(Collection entries)

· · · · · · ·

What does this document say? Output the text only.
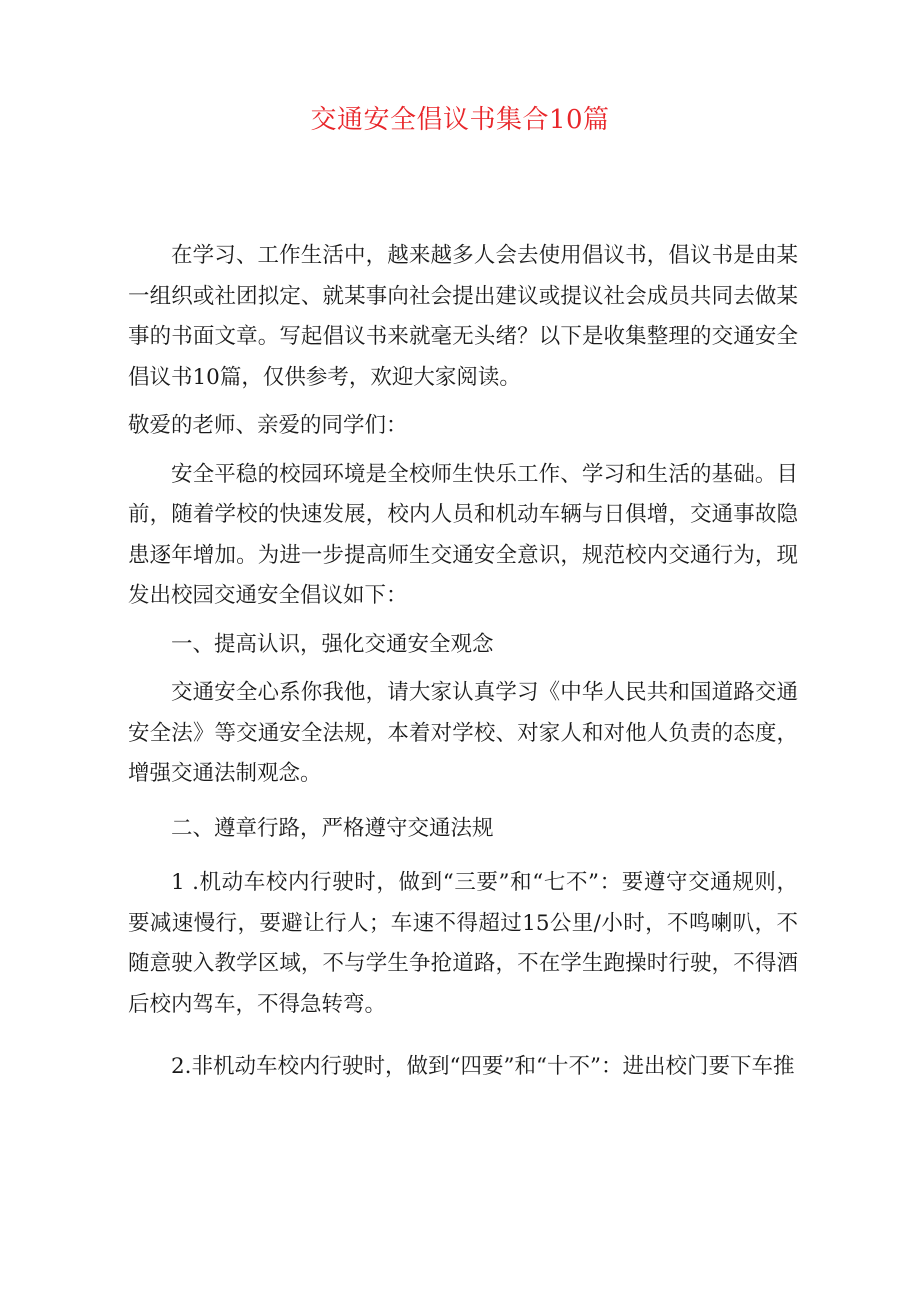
交通安全倡议书集合10篇

在学习、工作生活中，越来越多人会去使用倡议书，倡议书是由某一组织或社团拟定、就某事向社会提出建议或提议社会成员共同去做某事的书面文章。写起倡议书来就毫无头绪？以下是收集整理的交通安全倡议书10篇，仅供参考，欢迎大家阅读。

敬爱的老师、亲爱的同学们：

安全平稳的校园环境是全校师生快乐工作、学习和生活的基础。目前，随着学校的快速发展，校内人员和机动车辆与日俱增，交通事故隐患逐年增加。为进一步提高师生交通安全意识，规范校内交通行为，现发出校园交通安全倡议如下：

一、提高认识，强化交通安全观念

交通安全心系你我他，请大家认真学习《中华人民共和国道路交通安全法》等交通安全法规，本着对学校、对家人和对他人负责的态度，增强交通法制观念。

二、遵章行路，严格遵守交通法规

1 .机动车校内行驶时，做到“三要”和“七不”：要遵守交通规则，要减速慢行，要避让行人；车速不得超过15公里/小时，不鸣喇叭，不随意驶入教学区域，不与学生争抢道路，不在学生跑操时行驶，不得酒后校内驾车，不得急转弯。

2.非机动车校内行驶时，做到“四要”和“十不”：进出校门要下车推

· · · · · · ·

Do not include the images; transcribe the rest of the listing exactly.

What does this document say? Output the text only.
交通安全倡议书集合10篇

在学习、工作生活中，越来越多人会去使用倡议书，倡议书是由某一组织或社团拟定、就某事向社会提出建议或提议社会成员共同去做某事的书面文章。写起倡议书来就毫无头绪？以下是收集整理的交通安全倡议书10篇，仅供参考，欢迎大家阅读。

敬爱的老师、亲爱的同学们：

安全平稳的校园环境是全校师生快乐工作、学习和生活的基础。目前，随着学校的快速发展，校内人员和机动车辆与日俱增，交通事故隐患逐年增加。为进一步提高师生交通安全意识，规范校内交通行为，现发出校园交通安全倡议如下：

一、提高认识，强化交通安全观念

交通安全心系你我他，请大家认真学习《中华人民共和国道路交通安全法》等交通安全法规，本着对学校、对家人和对他人负责的态度，增强交通法制观念。

二、遵章行路，严格遵守交通法规

1 .机动车校内行驶时，做到“三要”和“七不”：要遵守交通规则，要减速慢行，要避让行人；车速不得超过15公里/小时，不鸣喇叭，不随意驶入教学区域，不与学生争抢道路，不在学生跑操时行驶，不得酒后校内驾车，不得急转弯。

2.非机动车校内行驶时，做到“四要”和“十不”：进出校门要下车推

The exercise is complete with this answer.